__EXERCISE__. Output all the material that follows, exactly as given.

__RECORD EXTRACTS__.
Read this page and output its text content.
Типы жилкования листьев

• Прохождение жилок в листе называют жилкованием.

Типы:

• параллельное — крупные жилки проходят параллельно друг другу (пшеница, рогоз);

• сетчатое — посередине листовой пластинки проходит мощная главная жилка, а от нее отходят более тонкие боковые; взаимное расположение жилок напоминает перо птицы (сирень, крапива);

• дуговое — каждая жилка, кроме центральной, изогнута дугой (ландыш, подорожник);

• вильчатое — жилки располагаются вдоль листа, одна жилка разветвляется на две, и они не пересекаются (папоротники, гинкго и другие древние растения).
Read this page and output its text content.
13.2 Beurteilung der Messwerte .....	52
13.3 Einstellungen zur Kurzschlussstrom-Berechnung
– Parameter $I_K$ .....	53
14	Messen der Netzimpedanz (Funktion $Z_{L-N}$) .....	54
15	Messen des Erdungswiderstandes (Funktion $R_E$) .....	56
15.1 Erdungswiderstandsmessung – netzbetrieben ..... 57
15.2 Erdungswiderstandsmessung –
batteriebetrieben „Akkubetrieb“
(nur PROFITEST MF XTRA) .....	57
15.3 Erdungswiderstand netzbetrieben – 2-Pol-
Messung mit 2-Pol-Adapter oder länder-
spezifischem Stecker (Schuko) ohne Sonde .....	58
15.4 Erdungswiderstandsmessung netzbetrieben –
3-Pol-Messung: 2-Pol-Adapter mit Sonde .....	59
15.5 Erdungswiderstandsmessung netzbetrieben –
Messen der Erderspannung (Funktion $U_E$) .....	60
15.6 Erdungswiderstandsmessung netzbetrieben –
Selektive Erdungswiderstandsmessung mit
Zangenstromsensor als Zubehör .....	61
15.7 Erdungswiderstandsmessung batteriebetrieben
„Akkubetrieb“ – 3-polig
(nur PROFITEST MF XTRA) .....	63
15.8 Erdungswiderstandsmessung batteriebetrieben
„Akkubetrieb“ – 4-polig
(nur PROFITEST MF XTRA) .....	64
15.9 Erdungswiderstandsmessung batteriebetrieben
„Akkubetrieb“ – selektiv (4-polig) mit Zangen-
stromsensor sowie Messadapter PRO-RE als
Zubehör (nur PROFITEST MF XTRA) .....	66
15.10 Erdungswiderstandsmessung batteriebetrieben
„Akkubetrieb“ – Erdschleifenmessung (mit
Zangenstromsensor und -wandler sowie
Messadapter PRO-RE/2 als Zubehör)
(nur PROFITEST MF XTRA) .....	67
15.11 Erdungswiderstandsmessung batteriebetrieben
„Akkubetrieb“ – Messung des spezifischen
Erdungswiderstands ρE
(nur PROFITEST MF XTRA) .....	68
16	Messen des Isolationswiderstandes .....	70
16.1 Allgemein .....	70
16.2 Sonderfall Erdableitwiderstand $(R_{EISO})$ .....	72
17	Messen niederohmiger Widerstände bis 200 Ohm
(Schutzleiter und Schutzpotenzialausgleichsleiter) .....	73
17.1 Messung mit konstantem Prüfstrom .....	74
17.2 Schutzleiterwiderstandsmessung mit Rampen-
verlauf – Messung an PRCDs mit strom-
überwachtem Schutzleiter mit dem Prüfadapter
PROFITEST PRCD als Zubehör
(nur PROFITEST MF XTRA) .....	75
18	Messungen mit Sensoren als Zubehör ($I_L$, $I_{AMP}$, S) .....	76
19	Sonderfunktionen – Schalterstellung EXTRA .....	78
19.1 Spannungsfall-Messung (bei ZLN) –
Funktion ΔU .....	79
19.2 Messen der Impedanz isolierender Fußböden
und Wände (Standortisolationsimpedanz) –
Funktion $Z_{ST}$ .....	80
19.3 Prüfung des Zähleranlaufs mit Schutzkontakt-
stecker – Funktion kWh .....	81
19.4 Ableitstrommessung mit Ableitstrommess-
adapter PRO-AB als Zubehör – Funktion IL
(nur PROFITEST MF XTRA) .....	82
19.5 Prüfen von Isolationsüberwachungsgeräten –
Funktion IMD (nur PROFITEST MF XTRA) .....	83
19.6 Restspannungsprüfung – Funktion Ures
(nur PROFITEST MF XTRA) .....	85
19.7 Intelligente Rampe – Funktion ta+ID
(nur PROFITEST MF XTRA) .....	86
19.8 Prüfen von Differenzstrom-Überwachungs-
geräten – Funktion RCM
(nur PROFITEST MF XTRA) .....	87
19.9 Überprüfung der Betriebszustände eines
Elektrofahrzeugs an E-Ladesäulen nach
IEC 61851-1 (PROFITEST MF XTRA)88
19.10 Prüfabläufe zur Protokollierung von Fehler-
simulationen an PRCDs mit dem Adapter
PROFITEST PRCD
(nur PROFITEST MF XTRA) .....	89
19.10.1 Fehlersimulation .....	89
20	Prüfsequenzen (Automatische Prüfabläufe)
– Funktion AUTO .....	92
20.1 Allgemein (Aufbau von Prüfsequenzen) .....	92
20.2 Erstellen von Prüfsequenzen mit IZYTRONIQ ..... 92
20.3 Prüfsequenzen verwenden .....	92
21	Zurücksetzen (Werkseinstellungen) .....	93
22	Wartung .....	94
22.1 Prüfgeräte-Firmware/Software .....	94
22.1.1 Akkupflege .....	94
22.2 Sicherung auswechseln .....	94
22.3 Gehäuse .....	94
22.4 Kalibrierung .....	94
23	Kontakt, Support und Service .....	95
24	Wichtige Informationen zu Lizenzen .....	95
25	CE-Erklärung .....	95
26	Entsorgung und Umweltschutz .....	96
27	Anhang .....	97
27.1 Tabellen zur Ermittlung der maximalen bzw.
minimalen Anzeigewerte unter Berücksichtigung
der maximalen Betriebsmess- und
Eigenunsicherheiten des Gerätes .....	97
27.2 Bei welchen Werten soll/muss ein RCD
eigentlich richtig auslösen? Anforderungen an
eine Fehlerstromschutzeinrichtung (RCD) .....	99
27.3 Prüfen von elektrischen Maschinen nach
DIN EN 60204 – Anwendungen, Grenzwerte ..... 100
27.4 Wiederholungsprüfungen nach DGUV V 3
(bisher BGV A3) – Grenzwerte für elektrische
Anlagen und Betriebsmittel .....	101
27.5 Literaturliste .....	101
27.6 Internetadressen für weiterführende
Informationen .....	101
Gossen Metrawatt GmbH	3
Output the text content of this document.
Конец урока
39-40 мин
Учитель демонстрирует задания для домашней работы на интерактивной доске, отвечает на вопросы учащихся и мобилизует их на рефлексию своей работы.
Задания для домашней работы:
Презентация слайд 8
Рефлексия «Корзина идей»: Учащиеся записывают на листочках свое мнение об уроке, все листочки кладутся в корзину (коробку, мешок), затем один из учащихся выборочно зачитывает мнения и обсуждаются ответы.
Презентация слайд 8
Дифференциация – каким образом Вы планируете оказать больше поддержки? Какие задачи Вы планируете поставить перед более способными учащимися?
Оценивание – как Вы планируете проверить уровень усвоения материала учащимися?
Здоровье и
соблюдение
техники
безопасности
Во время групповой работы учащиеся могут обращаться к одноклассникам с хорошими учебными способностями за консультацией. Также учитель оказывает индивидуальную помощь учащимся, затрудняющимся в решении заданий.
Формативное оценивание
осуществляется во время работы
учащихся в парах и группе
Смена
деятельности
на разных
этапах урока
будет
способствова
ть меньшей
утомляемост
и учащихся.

__EXERCISE ANSWER__.
Read this page and output its text content.
Типы жилкования листьев

• Прохождение жилок в листе называют жилкованием.

Типы:

• параллельное — крупные жилки проходят параллельно друг другу (пшеница, рогоз);

• сетчатое — посередине листовой пластинки проходит мощная главная жилка, а от нее отходят более тонкие боковые; взаимное расположение жилок напоминает перо птицы (сирень, крапива);

• дуговое — каждая жилка, кроме центральной, изогнута дугой (ландыш, подорожник);

• вильчатое — жилки располагаются вдоль листа, одна жилка разветвляется на две, и они не пересекаются (папоротники, гинкго и другие древние растения).
Read this page and output its text content.
13.2 Beurteilung der Messwerte .....	52
13.3 Einstellungen zur Kurzschlussstrom-Berechnung
– Parameter $I_K$ .....	53
14	Messen der Netzimpedanz (Funktion $Z_{L-N}$) .....	54
15	Messen des Erdungswiderstandes (Funktion $R_E$) .....	56
15.1 Erdungswiderstandsmessung – netzbetrieben ..... 57
15.2 Erdungswiderstandsmessung –
batteriebetrieben „Akkubetrieb“
(nur PROFITEST MF XTRA) .....	57
15.3 Erdungswiderstand netzbetrieben – 2-Pol-
Messung mit 2-Pol-Adapter oder länder-
spezifischem Stecker (Schuko) ohne Sonde .....	58
15.4 Erdungswiderstandsmessung netzbetrieben –
3-Pol-Messung: 2-Pol-Adapter mit Sonde .....	59
15.5 Erdungswiderstandsmessung netzbetrieben –
Messen der Erderspannung (Funktion $U_E$) .....	60
15.6 Erdungswiderstandsmessung netzbetrieben –
Selektive Erdungswiderstandsmessung mit
Zangenstromsensor als Zubehör .....	61
15.7 Erdungswiderstandsmessung batteriebetrieben
„Akkubetrieb“ – 3-polig
(nur PROFITEST MF XTRA) .....	63
15.8 Erdungswiderstandsmessung batteriebetrieben
„Akkubetrieb“ – 4-polig
(nur PROFITEST MF XTRA) .....	64
15.9 Erdungswiderstandsmessung batteriebetrieben
„Akkubetrieb“ – selektiv (4-polig) mit Zangen-
stromsensor sowie Messadapter PRO-RE als
Zubehör (nur PROFITEST MF XTRA) .....	66
15.10 Erdungswiderstandsmessung batteriebetrieben
„Akkubetrieb“ – Erdschleifenmessung (mit
Zangenstromsensor und -wandler sowie
Messadapter PRO-RE/2 als Zubehör)
(nur PROFITEST MF XTRA) .....	67
15.11 Erdungswiderstandsmessung batteriebetrieben
„Akkubetrieb“ – Messung des spezifischen
Erdungswiderstands ρE
(nur PROFITEST MF XTRA) .....	68
16	Messen des Isolationswiderstandes .....	70
16.1 Allgemein .....	70
16.2 Sonderfall Erdableitwiderstand $(R_{EISO})$ .....	72
17	Messen niederohmiger Widerstände bis 200 Ohm
(Schutzleiter und Schutzpotenzialausgleichsleiter) .....	73
17.1 Messung mit konstantem Prüfstrom .....	74
17.2 Schutzleiterwiderstandsmessung mit Rampen-
verlauf – Messung an PRCDs mit strom-
überwachtem Schutzleiter mit dem Prüfadapter
PROFITEST PRCD als Zubehör
(nur PROFITEST MF XTRA) .....	75
18	Messungen mit Sensoren als Zubehör ($I_L$, $I_{AMP}$, S) .....	76
19	Sonderfunktionen – Schalterstellung EXTRA .....	78
19.1 Spannungsfall-Messung (bei ZLN) –
Funktion ΔU .....	79
19.2 Messen der Impedanz isolierender Fußböden
und Wände (Standortisolationsimpedanz) –
Funktion $Z_{ST}$ .....	80
19.3 Prüfung des Zähleranlaufs mit Schutzkontakt-
stecker – Funktion kWh .....	81
19.4 Ableitstrommessung mit Ableitstrommess-
adapter PRO-AB als Zubehör – Funktion IL
(nur PROFITEST MF XTRA) .....	82
19.5 Prüfen von Isolationsüberwachungsgeräten –
Funktion IMD (nur PROFITEST MF XTRA) .....	83
19.6 Restspannungsprüfung – Funktion Ures
(nur PROFITEST MF XTRA) .....	85
19.7 Intelligente Rampe – Funktion ta+ID
(nur PROFITEST MF XTRA) .....	86
19.8 Prüfen von Differenzstrom-Überwachungs-
geräten – Funktion RCM
(nur PROFITEST MF XTRA) .....	87
19.9 Überprüfung der Betriebszustände eines
Elektrofahrzeugs an E-Ladesäulen nach
IEC 61851-1 (PROFITEST MF XTRA)88
19.10 Prüfabläufe zur Protokollierung von Fehler-
simulationen an PRCDs mit dem Adapter
PROFITEST PRCD
(nur PROFITEST MF XTRA) .....	89
19.10.1 Fehlersimulation .....	89
20	Prüfsequenzen (Automatische Prüfabläufe)
– Funktion AUTO .....	92
20.1 Allgemein (Aufbau von Prüfsequenzen) .....	92
20.2 Erstellen von Prüfsequenzen mit IZYTRONIQ ..... 92
20.3 Prüfsequenzen verwenden .....	92
21	Zurücksetzen (Werkseinstellungen) .....	93
22	Wartung .....	94
22.1 Prüfgeräte-Firmware/Software .....	94
22.1.1 Akkupflege .....	94
22.2 Sicherung auswechseln .....	94
22.3 Gehäuse .....	94
22.4 Kalibrierung .....	94
23	Kontakt, Support und Service .....	95
24	Wichtige Informationen zu Lizenzen .....	95
25	CE-Erklärung .....	95
26	Entsorgung und Umweltschutz .....	96
27	Anhang .....	97
27.1 Tabellen zur Ermittlung der maximalen bzw.
minimalen Anzeigewerte unter Berücksichtigung
der maximalen Betriebsmess- und
Eigenunsicherheiten des Gerätes .....	97
27.2 Bei welchen Werten soll/muss ein RCD
eigentlich richtig auslösen? Anforderungen an
eine Fehlerstromschutzeinrichtung (RCD) .....	99
27.3 Prüfen von elektrischen Maschinen nach
DIN EN 60204 – Anwendungen, Grenzwerte ..... 100
27.4 Wiederholungsprüfungen nach DGUV V 3
(bisher BGV A3) – Grenzwerte für elektrische
Anlagen und Betriebsmittel .....	101
27.5 Literaturliste .....	101
27.6 Internetadressen für weiterführende
Informationen .....	101
Gossen Metrawatt GmbH	3
Output the text content of this document.
Конец урока
39-40 мин
Учитель демонстрирует задания для домашней работы на интерактивной доске, отвечает на вопросы учащихся и мобилизует их на рефлексию своей работы.
Задания для домашней работы:
Презентация слайд 8
Рефлексия «Корзина идей»: Учащиеся записывают на листочках свое мнение об уроке, все листочки кладутся в корзину (коробку, мешок), затем один из учащихся выборочно зачитывает мнения и обсуждаются ответы.
Презентация слайд 8
Дифференциация – каким образом Вы планируете оказать больше поддержки? Какие задачи Вы планируете поставить перед более способными учащимися?
Оценивание – как Вы планируете проверить уровень усвоения материала учащимися?
Здоровье и
соблюдение
техники
безопасности
Во время групповой работы учащиеся могут обращаться к одноклассникам с хорошими учебными способностями за консультацией. Также учитель оказывает индивидуальную помощь учащимся, затрудняющимся в решении заданий.
Формативное оценивание
осуществляется во время работы
учащихся в парах и группе
Смена
деятельности
на разных
этапах урока
будет
способствова
ть меньшей
утомляемост
и учащихся.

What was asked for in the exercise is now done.